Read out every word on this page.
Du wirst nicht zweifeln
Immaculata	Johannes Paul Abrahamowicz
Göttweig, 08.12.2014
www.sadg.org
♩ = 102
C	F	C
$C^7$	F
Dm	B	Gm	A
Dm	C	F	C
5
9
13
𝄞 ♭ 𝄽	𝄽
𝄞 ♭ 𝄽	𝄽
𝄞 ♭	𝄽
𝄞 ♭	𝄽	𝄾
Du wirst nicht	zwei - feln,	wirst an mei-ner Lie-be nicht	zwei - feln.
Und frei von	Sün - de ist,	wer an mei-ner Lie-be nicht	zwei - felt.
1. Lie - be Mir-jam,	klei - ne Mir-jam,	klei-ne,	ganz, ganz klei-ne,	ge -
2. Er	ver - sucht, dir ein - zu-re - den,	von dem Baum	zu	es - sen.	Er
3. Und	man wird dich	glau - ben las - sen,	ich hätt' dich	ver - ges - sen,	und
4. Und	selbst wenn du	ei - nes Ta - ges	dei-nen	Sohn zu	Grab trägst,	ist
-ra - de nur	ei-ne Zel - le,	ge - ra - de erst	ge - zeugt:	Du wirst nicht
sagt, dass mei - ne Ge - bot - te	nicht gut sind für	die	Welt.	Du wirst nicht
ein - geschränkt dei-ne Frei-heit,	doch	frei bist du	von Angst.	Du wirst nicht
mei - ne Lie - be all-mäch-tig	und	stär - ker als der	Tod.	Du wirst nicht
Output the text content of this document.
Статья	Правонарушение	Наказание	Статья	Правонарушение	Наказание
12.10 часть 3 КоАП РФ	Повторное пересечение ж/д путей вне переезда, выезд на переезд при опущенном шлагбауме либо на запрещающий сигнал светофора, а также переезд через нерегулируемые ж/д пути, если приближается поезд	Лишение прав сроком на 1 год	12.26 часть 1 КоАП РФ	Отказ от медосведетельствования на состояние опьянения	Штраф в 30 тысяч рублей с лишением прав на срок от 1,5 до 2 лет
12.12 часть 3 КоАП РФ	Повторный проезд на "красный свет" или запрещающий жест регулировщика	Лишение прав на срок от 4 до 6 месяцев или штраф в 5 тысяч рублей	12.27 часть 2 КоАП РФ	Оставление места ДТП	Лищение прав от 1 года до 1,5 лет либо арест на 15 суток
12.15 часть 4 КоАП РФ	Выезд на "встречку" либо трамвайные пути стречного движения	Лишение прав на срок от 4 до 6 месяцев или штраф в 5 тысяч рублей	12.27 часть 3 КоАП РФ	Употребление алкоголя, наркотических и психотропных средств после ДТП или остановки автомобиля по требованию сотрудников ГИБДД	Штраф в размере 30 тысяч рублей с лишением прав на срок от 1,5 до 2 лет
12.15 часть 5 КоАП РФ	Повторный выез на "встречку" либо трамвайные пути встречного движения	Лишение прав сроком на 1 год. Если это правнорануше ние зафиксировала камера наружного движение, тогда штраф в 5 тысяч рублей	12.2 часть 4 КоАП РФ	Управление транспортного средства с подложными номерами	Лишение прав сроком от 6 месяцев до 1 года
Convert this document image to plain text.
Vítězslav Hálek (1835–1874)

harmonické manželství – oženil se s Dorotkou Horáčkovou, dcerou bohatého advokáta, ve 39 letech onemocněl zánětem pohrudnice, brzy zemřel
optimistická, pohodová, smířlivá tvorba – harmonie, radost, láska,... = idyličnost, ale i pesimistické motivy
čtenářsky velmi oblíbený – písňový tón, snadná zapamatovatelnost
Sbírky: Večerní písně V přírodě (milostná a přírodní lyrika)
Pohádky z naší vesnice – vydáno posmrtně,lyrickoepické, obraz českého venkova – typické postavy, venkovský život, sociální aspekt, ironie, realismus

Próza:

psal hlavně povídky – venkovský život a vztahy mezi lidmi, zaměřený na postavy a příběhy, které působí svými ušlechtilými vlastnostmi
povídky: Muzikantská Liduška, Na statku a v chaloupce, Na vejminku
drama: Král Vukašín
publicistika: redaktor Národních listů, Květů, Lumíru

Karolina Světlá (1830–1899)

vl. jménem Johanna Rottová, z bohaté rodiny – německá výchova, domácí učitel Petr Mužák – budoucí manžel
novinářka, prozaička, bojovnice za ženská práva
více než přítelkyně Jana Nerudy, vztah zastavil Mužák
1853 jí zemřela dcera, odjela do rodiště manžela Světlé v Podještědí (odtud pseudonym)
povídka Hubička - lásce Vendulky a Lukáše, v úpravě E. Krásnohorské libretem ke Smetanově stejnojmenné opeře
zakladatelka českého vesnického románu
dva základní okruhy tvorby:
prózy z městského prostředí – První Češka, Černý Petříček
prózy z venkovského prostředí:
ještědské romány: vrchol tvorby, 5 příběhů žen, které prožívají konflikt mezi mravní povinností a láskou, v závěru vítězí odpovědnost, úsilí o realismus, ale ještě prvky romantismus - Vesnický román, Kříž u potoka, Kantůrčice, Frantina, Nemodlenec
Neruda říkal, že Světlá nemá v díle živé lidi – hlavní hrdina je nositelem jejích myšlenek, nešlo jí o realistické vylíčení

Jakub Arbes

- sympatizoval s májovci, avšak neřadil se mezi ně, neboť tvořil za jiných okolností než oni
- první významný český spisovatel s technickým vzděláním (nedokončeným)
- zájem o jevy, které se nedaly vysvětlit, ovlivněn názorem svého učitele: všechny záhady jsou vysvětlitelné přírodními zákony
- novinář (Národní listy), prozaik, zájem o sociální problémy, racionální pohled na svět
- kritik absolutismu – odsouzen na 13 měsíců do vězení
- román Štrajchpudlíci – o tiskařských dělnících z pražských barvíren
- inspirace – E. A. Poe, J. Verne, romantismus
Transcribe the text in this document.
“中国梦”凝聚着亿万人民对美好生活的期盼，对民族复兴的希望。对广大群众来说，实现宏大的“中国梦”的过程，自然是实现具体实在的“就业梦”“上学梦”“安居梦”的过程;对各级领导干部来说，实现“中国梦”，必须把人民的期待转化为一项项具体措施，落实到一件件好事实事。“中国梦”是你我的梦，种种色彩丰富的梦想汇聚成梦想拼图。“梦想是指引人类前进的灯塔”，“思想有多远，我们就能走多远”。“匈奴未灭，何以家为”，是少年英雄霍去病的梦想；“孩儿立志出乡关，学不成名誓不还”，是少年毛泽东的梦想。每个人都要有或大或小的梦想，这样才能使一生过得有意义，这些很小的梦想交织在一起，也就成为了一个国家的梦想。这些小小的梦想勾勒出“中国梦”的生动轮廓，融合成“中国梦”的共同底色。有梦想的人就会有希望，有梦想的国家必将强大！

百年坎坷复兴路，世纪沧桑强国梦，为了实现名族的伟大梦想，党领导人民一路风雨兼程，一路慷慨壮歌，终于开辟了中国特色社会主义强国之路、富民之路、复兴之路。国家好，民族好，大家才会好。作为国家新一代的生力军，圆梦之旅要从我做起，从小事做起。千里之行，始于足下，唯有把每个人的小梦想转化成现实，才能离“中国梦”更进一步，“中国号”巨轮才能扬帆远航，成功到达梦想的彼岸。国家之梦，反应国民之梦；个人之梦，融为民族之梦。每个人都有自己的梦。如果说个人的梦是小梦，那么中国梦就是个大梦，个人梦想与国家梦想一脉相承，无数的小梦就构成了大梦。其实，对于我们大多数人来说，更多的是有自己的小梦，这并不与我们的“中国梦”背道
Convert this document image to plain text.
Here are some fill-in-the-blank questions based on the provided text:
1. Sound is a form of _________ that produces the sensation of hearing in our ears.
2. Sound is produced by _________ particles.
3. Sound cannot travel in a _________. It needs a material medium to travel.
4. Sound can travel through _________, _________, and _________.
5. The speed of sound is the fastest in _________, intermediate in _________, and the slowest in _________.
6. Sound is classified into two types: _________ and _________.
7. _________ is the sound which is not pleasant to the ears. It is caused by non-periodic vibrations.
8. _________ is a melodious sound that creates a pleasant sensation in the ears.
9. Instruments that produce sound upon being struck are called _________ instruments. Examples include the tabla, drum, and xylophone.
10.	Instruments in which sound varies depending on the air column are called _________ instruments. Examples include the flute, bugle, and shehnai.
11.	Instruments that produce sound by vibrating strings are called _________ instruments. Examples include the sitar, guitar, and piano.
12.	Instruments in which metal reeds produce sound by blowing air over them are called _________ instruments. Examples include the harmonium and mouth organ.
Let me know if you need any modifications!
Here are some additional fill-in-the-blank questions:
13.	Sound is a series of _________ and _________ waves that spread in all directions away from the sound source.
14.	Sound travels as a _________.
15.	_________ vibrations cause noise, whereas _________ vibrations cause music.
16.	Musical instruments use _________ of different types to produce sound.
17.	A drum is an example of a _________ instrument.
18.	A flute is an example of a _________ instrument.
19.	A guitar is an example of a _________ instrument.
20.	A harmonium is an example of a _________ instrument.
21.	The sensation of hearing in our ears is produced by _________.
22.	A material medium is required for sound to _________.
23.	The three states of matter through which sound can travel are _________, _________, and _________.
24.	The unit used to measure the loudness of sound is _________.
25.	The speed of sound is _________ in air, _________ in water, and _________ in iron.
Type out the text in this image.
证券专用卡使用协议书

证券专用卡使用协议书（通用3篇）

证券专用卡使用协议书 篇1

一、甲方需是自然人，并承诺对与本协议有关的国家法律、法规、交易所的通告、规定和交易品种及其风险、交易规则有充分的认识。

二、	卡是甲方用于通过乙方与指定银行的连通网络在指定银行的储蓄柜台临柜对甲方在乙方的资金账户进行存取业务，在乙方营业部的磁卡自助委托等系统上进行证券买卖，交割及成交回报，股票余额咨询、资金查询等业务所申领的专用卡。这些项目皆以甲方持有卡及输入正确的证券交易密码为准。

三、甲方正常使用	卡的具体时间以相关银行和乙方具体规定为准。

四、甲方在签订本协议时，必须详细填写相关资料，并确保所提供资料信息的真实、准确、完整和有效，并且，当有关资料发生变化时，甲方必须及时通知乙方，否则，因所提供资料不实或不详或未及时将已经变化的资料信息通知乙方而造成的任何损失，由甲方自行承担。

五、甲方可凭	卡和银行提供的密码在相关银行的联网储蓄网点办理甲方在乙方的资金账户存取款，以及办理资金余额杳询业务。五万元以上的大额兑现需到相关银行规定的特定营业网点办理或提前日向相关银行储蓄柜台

****

# Exercise task:
Every line from the one containing "Type out the text in this image." through the last line of the entries must be written out verbatim, and no other line.

# Written reply:
Type out the text in this image.
证券专用卡使用协议书

证券专用卡使用协议书（通用3篇）

证券专用卡使用协议书 篇1

一、甲方需是自然人，并承诺对与本协议有关的国家法律、法规、交易所的通告、规定和交易品种及其风险、交易规则有充分的认识。

二、	卡是甲方用于通过乙方与指定银行的连通网络在指定银行的储蓄柜台临柜对甲方在乙方的资金账户进行存取业务，在乙方营业部的磁卡自助委托等系统上进行证券买卖，交割及成交回报，股票余额咨询、资金查询等业务所申领的专用卡。这些项目皆以甲方持有卡及输入正确的证券交易密码为准。

三、甲方正常使用	卡的具体时间以相关银行和乙方具体规定为准。

四、甲方在签订本协议时，必须详细填写相关资料，并确保所提供资料信息的真实、准确、完整和有效，并且，当有关资料发生变化时，甲方必须及时通知乙方，否则，因所提供资料不实或不详或未及时将已经变化的资料信息通知乙方而造成的任何损失，由甲方自行承担。

五、甲方可凭	卡和银行提供的密码在相关银行的联网储蓄网点办理甲方在乙方的资金账户存取款，以及办理资金余额杳询业务。五万元以上的大额兑现需到相关银行规定的特定营业网点办理或提前日向相关银行储蓄柜台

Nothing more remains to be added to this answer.